Input data:
• • • • • • •
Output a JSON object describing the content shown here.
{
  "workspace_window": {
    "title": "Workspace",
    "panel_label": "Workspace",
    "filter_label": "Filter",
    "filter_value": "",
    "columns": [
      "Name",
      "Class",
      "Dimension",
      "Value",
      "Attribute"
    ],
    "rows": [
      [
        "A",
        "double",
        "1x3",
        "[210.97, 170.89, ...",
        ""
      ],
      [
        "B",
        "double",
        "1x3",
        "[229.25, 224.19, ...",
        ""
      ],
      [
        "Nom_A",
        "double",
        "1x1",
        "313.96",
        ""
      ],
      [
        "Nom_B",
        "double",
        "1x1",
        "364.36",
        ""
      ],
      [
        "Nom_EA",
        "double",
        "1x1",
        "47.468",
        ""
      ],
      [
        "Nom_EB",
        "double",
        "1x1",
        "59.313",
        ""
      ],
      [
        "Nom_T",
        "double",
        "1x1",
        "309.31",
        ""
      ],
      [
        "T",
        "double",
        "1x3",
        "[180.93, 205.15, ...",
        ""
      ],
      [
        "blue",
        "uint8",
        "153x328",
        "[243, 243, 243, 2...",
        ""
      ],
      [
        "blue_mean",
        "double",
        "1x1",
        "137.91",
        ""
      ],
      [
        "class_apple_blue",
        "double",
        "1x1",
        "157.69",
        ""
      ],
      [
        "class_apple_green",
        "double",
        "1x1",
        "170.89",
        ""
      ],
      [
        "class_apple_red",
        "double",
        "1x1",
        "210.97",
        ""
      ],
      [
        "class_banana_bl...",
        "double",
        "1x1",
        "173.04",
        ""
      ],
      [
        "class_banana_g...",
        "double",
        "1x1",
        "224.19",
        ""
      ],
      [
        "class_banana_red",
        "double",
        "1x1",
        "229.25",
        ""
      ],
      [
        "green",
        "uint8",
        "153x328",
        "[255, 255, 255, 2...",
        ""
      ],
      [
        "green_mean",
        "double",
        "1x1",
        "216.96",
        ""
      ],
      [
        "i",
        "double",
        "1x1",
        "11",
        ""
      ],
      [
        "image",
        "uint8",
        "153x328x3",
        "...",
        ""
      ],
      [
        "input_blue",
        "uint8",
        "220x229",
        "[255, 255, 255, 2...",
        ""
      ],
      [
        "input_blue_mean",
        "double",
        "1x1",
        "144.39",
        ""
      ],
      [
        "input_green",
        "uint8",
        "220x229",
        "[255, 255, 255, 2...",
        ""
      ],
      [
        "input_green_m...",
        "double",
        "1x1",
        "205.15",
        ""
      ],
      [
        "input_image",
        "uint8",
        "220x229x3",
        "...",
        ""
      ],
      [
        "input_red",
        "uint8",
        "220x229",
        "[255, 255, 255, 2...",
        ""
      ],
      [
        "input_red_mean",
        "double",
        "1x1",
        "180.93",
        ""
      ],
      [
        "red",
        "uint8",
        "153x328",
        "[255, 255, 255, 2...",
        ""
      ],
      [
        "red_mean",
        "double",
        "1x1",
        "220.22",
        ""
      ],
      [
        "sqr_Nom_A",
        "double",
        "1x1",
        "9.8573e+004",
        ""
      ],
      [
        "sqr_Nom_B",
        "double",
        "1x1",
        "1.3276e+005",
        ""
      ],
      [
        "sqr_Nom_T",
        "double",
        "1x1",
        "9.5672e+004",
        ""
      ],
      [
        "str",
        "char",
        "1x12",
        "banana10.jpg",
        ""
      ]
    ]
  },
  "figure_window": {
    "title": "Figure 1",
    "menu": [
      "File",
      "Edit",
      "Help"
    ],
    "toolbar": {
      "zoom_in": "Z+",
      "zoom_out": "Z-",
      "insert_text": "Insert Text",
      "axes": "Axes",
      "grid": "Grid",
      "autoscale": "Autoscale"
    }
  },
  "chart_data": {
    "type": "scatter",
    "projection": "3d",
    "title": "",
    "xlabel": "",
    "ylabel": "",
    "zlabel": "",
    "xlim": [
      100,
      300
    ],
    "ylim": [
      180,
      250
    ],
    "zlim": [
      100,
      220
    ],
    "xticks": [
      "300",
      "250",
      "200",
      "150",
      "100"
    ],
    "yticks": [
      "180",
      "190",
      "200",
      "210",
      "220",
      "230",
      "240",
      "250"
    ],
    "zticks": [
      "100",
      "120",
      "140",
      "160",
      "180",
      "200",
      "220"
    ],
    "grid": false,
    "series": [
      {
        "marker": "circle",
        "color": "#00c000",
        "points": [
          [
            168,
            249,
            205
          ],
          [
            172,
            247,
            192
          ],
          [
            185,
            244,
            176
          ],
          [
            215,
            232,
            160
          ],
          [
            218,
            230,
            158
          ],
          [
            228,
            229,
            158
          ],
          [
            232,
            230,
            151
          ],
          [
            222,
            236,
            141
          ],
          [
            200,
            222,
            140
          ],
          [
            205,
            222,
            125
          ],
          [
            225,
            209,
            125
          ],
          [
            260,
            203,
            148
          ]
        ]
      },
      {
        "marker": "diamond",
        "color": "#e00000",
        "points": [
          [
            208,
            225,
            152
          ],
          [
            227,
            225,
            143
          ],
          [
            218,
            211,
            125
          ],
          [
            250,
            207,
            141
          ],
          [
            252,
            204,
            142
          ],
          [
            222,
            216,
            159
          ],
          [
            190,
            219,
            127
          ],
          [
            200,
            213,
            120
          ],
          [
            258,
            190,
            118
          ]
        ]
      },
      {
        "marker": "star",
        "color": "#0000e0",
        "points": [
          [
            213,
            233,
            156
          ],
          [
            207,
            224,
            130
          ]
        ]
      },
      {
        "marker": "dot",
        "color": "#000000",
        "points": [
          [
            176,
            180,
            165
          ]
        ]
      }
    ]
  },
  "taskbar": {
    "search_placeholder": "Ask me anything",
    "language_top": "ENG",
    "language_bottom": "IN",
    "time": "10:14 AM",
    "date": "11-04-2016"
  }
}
• • • • • • •
Exercise directions: Quote each line above in full, word for word.

Problem solution:
Output a JSON object describing the content shown here.
{
  "workspace_window": {
    "title": "Workspace",
    "panel_label": "Workspace",
    "filter_label": "Filter",
    "filter_value": "",
    "columns": [
      "Name",
      "Class",
      "Dimension",
      "Value",
      "Attribute"
    ],
    "rows": [
      [
        "A",
        "double",
        "1x3",
        "[210.97, 170.89, ...",
        ""
      ],
      [
        "B",
        "double",
        "1x3",
        "[229.25, 224.19, ...",
        ""
      ],
      [
        "Nom_A",
        "double",
        "1x1",
        "313.96",
        ""
      ],
      [
        "Nom_B",
        "double",
        "1x1",
        "364.36",
        ""
      ],
      [
        "Nom_EA",
        "double",
        "1x1",
        "47.468",
        ""
      ],
      [
        "Nom_EB",
        "double",
        "1x1",
        "59.313",
        ""
      ],
      [
        "Nom_T",
        "double",
        "1x1",
        "309.31",
        ""
      ],
      [
        "T",
        "double",
        "1x3",
        "[180.93, 205.15, ...",
        ""
      ],
      [
        "blue",
        "uint8",
        "153x328",
        "[243, 243, 243, 2...",
        ""
      ],
      [
        "blue_mean",
        "double",
        "1x1",
        "137.91",
        ""
      ],
      [
        "class_apple_blue",
        "double",
        "1x1",
        "157.69",
        ""
      ],
      [
        "class_apple_green",
        "double",
        "1x1",
        "170.89",
        ""
      ],
      [
        "class_apple_red",
        "double",
        "1x1",
        "210.97",
        ""
      ],
      [
        "class_banana_bl...",
        "double",
        "1x1",
        "173.04",
        ""
      ],
      [
        "class_banana_g...",
        "double",
        "1x1",
        "224.19",
        ""
      ],
      [
        "class_banana_red",
        "double",
        "1x1",
        "229.25",
        ""
      ],
      [
        "green",
        "uint8",
        "153x328",
        "[255, 255, 255, 2...",
        ""
      ],
      [
        "green_mean",
        "double",
        "1x1",
        "216.96",
        ""
      ],
      [
        "i",
        "double",
        "1x1",
        "11",
        ""
      ],
      [
        "image",
        "uint8",
        "153x328x3",
        "...",
        ""
      ],
      [
        "input_blue",
        "uint8",
        "220x229",
        "[255, 255, 255, 2...",
        ""
      ],
      [
        "input_blue_mean",
        "double",
        "1x1",
        "144.39",
        ""
      ],
      [
        "input_green",
        "uint8",
        "220x229",
        "[255, 255, 255, 2...",
        ""
      ],
      [
        "input_green_m...",
        "double",
        "1x1",
        "205.15",
        ""
      ],
      [
        "input_image",
        "uint8",
        "220x229x3",
        "...",
        ""
      ],
      [
        "input_red",
        "uint8",
        "220x229",
        "[255, 255, 255, 2...",
        ""
      ],
      [
        "input_red_mean",
        "double",
        "1x1",
        "180.93",
        ""
      ],
      [
        "red",
        "uint8",
        "153x328",
        "[255, 255, 255, 2...",
        ""
      ],
      [
        "red_mean",
        "double",
        "1x1",
        "220.22",
        ""
      ],
      [
        "sqr_Nom_A",
        "double",
        "1x1",
        "9.8573e+004",
        ""
      ],
      [
        "sqr_Nom_B",
        "double",
        "1x1",
        "1.3276e+005",
        ""
      ],
      [
        "sqr_Nom_T",
        "double",
        "1x1",
        "9.5672e+004",
        ""
      ],
      [
        "str",
        "char",
        "1x12",
        "banana10.jpg",
        ""
      ]
    ]
  },
  "figure_window": {
    "title": "Figure 1",
    "menu": [
      "File",
      "Edit",
      "Help"
    ],
    "toolbar": {
      "zoom_in": "Z+",
      "zoom_out": "Z-",
      "insert_text": "Insert Text",
      "axes": "Axes",
      "grid": "Grid",
      "autoscale": "Autoscale"
    }
  },
  "chart_data": {
    "type": "scatter",
    "projection": "3d",
    "title": "",
    "xlabel": "",
    "ylabel": "",
    "zlabel": "",
    "xlim": [
      100,
      300
    ],
    "ylim": [
      180,
      250
    ],
    "zlim": [
      100,
      220
    ],
    "xticks": [
      "300",
      "250",
      "200",
      "150",
      "100"
    ],
    "yticks": [
      "180",
      "190",
      "200",
      "210",
      "220",
      "230",
      "240",
      "250"
    ],
    "zticks": [
      "100",
      "120",
      "140",
      "160",
      "180",
      "200",
      "220"
    ],
    "grid": false,
    "series": [
      {
        "marker": "circle",
        "color": "#00c000",
        "points": [
          [
            168,
            249,
            205
          ],
          [
            172,
            247,
            192
          ],
          [
            185,
            244,
            176
          ],
          [
            215,
            232,
            160
          ],
          [
            218,
            230,
            158
          ],
          [
            228,
            229,
            158
          ],
          [
            232,
            230,
            151
          ],
          [
            222,
            236,
            141
          ],
          [
            200,
            222,
            140
          ],
          [
            205,
            222,
            125
          ],
          [
            225,
            209,
            125
          ],
          [
            260,
            203,
            148
          ]
        ]
      },
      {
        "marker": "diamond",
        "color": "#e00000",
        "points": [
          [
            208,
            225,
            152
          ],
          [
            227,
            225,
            143
          ],
          [
            218,
            211,
            125
          ],
          [
            250,
            207,
            141
          ],
          [
            252,
            204,
            142
          ],
          [
            222,
            216,
            159
          ],
          [
            190,
            219,
            127
          ],
          [
            200,
            213,
            120
          ],
          [
            258,
            190,
            118
          ]
        ]
      },
      {
        "marker": "star",
        "color": "#0000e0",
        "points": [
          [
            213,
            233,
            156
          ],
          [
            207,
            224,
            130
          ]
        ]
      },
      {
        "marker": "dot",
        "color": "#000000",
        "points": [
          [
            176,
            180,
            165
          ]
        ]
      }
    ]
  },
  "taskbar": {
    "search_placeholder": "Ask me anything",
    "language_top": "ENG",
    "language_bottom": "IN",
    "time": "10:14 AM",
    "date": "11-04-2016"
  }
}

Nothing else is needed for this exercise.